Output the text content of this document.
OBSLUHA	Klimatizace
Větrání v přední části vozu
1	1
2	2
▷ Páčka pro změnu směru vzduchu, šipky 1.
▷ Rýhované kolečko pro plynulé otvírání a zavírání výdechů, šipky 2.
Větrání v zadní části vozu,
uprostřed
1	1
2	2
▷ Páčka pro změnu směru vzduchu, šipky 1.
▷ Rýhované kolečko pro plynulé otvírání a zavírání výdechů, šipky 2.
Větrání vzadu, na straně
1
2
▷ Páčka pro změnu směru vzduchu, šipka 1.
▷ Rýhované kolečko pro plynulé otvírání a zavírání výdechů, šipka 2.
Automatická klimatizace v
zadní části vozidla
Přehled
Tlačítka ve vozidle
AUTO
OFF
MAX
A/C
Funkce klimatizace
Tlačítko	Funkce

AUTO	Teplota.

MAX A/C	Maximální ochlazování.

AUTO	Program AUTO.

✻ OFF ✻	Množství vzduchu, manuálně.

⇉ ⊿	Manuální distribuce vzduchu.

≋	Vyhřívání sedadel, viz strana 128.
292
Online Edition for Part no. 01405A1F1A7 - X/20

» YOUR OBJECTIVE:
Transcribe all of the entries without altering anything.

» ANSWER:
Output the text content of this document.
OBSLUHA	Klimatizace
Větrání v přední části vozu
1	1
2	2
▷ Páčka pro změnu směru vzduchu, šipky 1.
▷ Rýhované kolečko pro plynulé otvírání a zavírání výdechů, šipky 2.
Větrání v zadní části vozu,
uprostřed
1	1
2	2
▷ Páčka pro změnu směru vzduchu, šipky 1.
▷ Rýhované kolečko pro plynulé otvírání a zavírání výdechů, šipky 2.
Větrání vzadu, na straně
1
2
▷ Páčka pro změnu směru vzduchu, šipka 1.
▷ Rýhované kolečko pro plynulé otvírání a zavírání výdechů, šipka 2.
Automatická klimatizace v
zadní části vozidla
Přehled
Tlačítka ve vozidle
AUTO
OFF
MAX
A/C
Funkce klimatizace
Tlačítko	Funkce

AUTO	Teplota.

MAX A/C	Maximální ochlazování.

AUTO	Program AUTO.

✻ OFF ✻	Množství vzduchu, manuálně.

⇉ ⊿	Manuální distribuce vzduchu.

≋	Vyhřívání sedadel, viz strana 128.
292
Online Edition for Part no. 01405A1F1A7 - X/20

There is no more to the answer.